BRIEF:
Copy out all lines that hold "całkowicie".

(Saved data entries)
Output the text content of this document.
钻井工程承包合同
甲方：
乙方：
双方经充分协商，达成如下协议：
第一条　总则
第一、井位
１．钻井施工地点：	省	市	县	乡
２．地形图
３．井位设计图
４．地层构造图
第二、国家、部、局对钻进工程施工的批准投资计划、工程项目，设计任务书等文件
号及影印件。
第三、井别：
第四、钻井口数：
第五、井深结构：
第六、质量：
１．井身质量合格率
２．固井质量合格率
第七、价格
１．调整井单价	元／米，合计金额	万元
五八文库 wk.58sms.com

...

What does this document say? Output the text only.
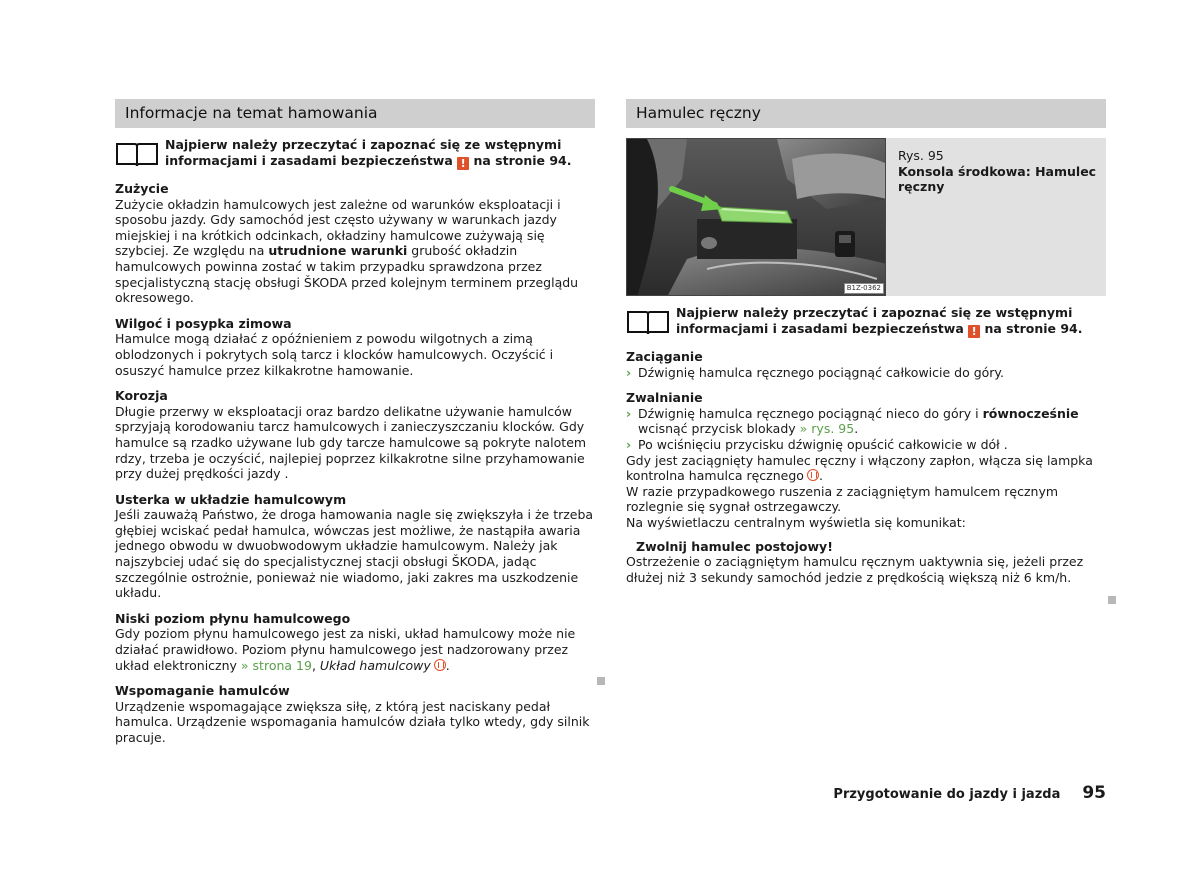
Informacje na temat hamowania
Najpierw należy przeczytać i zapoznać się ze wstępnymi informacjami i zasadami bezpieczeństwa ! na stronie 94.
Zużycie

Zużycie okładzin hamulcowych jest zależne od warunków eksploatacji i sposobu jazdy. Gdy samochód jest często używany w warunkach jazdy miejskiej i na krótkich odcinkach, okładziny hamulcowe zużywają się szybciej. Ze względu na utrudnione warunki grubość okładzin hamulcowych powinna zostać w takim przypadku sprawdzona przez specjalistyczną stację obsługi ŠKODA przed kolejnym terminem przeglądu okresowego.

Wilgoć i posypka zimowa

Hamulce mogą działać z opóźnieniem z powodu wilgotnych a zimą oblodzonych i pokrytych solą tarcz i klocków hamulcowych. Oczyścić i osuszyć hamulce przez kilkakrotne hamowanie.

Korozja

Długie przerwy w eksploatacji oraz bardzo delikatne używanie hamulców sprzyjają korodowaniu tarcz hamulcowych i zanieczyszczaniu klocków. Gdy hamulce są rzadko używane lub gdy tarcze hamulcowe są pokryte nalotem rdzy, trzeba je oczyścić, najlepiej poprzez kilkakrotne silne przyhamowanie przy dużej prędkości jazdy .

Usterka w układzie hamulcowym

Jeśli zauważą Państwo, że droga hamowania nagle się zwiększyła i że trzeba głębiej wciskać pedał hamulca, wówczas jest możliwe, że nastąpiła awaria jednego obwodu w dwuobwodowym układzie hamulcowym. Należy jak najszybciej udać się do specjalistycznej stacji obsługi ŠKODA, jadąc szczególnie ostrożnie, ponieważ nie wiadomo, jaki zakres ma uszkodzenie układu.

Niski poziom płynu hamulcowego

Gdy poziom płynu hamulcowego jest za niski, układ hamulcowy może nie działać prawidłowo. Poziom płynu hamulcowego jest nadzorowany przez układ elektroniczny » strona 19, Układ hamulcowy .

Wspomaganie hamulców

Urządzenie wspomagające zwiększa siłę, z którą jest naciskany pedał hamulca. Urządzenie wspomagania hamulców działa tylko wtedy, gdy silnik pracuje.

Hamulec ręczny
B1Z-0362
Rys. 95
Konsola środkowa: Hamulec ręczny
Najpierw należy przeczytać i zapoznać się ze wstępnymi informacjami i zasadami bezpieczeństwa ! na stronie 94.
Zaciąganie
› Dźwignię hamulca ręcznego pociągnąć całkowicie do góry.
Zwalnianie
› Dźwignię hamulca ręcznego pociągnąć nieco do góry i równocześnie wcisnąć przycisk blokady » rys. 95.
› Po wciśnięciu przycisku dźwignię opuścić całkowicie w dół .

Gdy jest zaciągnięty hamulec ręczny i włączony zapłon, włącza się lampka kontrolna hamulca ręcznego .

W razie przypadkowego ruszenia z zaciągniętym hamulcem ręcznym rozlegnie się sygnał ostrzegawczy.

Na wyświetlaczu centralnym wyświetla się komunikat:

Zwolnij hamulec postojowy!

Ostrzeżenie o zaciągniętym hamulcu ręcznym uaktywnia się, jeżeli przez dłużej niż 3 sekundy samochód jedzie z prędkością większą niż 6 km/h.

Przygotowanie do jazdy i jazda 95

THE OUTPUT:
› Dźwignię hamulca ręcznego pociągnąć całkowicie do góry.
› Po wciśnięciu przycisku dźwignię opuścić całkowicie w dół .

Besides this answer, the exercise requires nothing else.